RECORDS SUPPLIED:

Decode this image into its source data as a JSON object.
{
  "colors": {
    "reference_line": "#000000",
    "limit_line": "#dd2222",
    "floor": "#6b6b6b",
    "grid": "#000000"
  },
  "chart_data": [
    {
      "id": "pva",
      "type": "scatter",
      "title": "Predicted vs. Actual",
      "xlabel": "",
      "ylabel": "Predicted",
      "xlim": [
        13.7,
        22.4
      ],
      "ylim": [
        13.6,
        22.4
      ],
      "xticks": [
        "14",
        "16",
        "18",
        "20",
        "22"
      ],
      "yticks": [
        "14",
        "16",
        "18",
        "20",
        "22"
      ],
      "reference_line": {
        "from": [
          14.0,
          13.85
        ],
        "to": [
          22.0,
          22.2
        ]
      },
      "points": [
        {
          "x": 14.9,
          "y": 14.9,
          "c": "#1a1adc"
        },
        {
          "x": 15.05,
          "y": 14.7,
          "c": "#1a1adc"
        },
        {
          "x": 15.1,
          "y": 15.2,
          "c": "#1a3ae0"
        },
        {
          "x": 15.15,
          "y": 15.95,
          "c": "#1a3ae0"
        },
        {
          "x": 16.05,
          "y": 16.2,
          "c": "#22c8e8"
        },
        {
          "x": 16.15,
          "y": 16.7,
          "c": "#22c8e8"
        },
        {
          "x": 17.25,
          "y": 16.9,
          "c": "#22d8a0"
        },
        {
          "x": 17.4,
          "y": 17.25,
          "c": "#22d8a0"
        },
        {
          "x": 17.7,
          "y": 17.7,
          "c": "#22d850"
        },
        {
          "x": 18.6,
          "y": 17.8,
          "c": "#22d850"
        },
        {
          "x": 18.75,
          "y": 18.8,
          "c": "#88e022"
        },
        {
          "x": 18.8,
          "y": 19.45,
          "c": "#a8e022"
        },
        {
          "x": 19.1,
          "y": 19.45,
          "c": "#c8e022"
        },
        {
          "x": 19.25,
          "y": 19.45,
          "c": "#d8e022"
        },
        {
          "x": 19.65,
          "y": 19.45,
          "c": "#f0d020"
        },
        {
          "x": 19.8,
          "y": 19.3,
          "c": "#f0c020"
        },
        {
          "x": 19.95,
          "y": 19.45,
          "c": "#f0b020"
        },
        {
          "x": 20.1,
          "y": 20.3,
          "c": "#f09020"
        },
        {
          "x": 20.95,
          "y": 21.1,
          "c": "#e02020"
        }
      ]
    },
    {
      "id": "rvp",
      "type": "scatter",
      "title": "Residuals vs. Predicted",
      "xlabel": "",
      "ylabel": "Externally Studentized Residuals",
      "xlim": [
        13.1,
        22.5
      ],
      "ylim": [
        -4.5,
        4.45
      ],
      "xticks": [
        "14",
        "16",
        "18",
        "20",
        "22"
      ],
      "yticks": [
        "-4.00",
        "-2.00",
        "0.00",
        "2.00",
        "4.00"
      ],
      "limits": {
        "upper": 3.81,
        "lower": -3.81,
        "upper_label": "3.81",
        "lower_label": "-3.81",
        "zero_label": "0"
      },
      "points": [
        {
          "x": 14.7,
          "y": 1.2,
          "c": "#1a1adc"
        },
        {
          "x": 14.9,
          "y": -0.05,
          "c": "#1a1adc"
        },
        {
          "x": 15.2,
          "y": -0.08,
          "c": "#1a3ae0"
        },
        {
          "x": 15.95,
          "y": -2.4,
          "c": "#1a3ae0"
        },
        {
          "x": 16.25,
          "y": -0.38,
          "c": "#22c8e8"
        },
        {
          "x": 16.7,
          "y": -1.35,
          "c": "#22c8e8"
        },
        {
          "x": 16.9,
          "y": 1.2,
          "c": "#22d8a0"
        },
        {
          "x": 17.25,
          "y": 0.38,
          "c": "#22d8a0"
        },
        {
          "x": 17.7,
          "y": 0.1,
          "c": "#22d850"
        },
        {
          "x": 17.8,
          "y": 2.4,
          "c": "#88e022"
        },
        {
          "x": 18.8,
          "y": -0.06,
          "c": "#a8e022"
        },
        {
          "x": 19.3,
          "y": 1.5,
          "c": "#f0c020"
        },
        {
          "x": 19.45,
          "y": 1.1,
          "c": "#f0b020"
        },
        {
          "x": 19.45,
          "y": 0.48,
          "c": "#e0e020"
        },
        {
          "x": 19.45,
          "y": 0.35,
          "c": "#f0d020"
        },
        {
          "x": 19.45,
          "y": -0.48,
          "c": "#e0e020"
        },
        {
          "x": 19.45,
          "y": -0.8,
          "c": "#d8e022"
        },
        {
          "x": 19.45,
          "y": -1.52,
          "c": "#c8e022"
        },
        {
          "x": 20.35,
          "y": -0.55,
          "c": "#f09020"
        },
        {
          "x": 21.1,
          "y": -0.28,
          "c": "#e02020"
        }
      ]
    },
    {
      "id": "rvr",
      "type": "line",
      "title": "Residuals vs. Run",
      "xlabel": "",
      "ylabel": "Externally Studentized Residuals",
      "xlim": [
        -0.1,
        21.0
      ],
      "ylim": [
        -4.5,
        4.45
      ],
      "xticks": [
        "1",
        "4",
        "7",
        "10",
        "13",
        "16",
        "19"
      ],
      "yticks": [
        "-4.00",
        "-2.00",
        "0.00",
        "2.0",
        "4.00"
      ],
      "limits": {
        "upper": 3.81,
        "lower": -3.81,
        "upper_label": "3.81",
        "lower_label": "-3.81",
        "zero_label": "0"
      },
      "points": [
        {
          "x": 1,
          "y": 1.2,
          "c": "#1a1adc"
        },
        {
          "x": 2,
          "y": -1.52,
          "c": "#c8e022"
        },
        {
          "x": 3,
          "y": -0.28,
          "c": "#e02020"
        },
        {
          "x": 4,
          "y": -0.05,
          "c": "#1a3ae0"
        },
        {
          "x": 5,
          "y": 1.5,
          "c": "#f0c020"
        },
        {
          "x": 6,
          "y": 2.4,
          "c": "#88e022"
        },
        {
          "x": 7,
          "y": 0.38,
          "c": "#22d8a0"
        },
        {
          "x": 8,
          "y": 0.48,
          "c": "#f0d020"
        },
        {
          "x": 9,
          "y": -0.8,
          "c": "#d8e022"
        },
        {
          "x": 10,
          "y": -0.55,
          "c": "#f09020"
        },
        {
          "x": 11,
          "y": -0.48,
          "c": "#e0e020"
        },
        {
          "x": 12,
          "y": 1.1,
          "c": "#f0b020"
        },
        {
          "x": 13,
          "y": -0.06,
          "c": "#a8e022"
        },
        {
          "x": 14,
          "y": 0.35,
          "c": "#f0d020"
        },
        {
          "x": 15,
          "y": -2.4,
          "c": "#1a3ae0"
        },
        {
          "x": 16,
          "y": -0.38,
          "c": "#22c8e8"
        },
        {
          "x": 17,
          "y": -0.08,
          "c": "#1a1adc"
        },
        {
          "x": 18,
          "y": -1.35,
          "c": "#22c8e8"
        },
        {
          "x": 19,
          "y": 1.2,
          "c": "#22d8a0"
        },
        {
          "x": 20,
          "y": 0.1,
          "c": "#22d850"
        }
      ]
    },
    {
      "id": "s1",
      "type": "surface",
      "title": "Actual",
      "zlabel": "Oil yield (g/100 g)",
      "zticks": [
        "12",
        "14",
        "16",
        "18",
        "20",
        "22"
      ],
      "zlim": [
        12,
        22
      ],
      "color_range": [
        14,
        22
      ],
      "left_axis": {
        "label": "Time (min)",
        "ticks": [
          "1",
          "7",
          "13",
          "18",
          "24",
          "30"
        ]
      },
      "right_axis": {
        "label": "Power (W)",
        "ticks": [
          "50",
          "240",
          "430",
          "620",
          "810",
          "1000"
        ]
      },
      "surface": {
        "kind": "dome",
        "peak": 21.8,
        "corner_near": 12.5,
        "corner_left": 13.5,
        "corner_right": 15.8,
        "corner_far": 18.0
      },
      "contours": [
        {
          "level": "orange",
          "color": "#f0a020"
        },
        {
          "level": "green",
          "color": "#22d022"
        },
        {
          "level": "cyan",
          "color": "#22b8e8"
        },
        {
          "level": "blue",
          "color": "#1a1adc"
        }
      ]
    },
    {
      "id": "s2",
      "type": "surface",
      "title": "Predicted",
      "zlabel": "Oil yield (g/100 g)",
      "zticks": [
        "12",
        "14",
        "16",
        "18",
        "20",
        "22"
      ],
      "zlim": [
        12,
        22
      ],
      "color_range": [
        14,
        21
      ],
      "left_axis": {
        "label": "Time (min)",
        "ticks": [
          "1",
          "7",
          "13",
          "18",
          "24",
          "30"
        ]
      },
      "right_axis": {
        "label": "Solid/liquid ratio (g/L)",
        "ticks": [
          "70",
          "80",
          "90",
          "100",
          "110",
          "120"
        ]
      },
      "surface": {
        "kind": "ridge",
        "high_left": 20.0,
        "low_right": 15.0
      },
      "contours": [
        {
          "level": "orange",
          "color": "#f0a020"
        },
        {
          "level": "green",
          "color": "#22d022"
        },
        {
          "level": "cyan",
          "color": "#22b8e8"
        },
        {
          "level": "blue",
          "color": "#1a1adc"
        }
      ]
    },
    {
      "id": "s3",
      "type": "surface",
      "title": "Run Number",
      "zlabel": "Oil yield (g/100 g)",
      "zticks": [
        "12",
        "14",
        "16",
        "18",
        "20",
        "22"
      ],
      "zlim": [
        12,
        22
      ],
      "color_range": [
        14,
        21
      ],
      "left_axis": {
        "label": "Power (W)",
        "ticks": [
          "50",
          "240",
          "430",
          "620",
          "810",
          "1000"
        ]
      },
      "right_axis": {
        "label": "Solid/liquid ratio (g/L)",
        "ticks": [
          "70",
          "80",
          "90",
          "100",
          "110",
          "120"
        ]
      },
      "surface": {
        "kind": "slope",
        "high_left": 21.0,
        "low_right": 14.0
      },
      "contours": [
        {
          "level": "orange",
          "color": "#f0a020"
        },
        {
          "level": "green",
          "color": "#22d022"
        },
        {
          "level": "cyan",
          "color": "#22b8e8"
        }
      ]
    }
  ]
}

REQUIREMENTS: In the material above, find each line that contains the word "Actual", and select it.

REPLY:
      "title": "Predicted vs. Actual",
      "title": "Actual",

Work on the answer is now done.